(Task directions):
The exercise asks for every line of the data to be reproduced exactly.

(Dataset entries):

########

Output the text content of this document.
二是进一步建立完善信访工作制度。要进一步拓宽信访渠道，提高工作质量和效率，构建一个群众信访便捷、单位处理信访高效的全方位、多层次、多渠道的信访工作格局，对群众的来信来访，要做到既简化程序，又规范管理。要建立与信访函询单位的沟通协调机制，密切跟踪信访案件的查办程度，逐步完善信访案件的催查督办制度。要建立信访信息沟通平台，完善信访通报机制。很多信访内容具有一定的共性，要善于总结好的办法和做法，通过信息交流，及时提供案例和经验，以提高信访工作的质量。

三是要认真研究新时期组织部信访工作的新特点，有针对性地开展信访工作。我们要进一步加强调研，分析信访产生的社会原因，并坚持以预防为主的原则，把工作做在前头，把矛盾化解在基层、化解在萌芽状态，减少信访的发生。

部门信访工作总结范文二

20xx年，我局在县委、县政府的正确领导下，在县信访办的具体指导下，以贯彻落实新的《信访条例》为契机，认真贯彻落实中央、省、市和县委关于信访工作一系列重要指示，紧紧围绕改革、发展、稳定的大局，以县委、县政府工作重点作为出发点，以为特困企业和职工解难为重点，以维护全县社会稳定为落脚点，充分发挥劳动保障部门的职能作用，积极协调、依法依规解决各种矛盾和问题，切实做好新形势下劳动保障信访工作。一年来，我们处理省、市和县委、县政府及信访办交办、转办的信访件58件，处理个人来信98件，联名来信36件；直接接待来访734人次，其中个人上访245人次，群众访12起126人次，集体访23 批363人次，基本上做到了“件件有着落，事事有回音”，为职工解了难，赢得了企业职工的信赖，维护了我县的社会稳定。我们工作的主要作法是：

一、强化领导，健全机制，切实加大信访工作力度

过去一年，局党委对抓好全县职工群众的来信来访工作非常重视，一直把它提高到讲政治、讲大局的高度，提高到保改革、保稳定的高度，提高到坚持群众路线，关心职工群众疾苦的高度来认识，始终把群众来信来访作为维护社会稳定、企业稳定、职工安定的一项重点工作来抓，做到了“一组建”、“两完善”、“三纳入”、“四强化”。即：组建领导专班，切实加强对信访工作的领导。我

########

(Answer in full):
Output the text content of this document.
二是进一步建立完善信访工作制度。要进一步拓宽信访渠道，提高工作质量和效率，构建一个群众信访便捷、单位处理信访高效的全方位、多层次、多渠道的信访工作格局，对群众的来信来访，要做到既简化程序，又规范管理。要建立与信访函询单位的沟通协调机制，密切跟踪信访案件的查办程度，逐步完善信访案件的催查督办制度。要建立信访信息沟通平台，完善信访通报机制。很多信访内容具有一定的共性，要善于总结好的办法和做法，通过信息交流，及时提供案例和经验，以提高信访工作的质量。

三是要认真研究新时期组织部信访工作的新特点，有针对性地开展信访工作。我们要进一步加强调研，分析信访产生的社会原因，并坚持以预防为主的原则，把工作做在前头，把矛盾化解在基层、化解在萌芽状态，减少信访的发生。

部门信访工作总结范文二

20xx年，我局在县委、县政府的正确领导下，在县信访办的具体指导下，以贯彻落实新的《信访条例》为契机，认真贯彻落实中央、省、市和县委关于信访工作一系列重要指示，紧紧围绕改革、发展、稳定的大局，以县委、县政府工作重点作为出发点，以为特困企业和职工解难为重点，以维护全县社会稳定为落脚点，充分发挥劳动保障部门的职能作用，积极协调、依法依规解决各种矛盾和问题，切实做好新形势下劳动保障信访工作。一年来，我们处理省、市和县委、县政府及信访办交办、转办的信访件58件，处理个人来信98件，联名来信36件；直接接待来访734人次，其中个人上访245人次，群众访12起126人次，集体访23 批363人次，基本上做到了“件件有着落，事事有回音”，为职工解了难，赢得了企业职工的信赖，维护了我县的社会稳定。我们工作的主要作法是：

一、强化领导，健全机制，切实加大信访工作力度

过去一年，局党委对抓好全县职工群众的来信来访工作非常重视，一直把它提高到讲政治、讲大局的高度，提高到保改革、保稳定的高度，提高到坚持群众路线，关心职工群众疾苦的高度来认识，始终把群众来信来访作为维护社会稳定、企业稳定、职工安定的一项重点工作来抓，做到了“一组建”、“两完善”、“三纳入”、“四强化”。即：组建领导专班，切实加强对信访工作的领导。我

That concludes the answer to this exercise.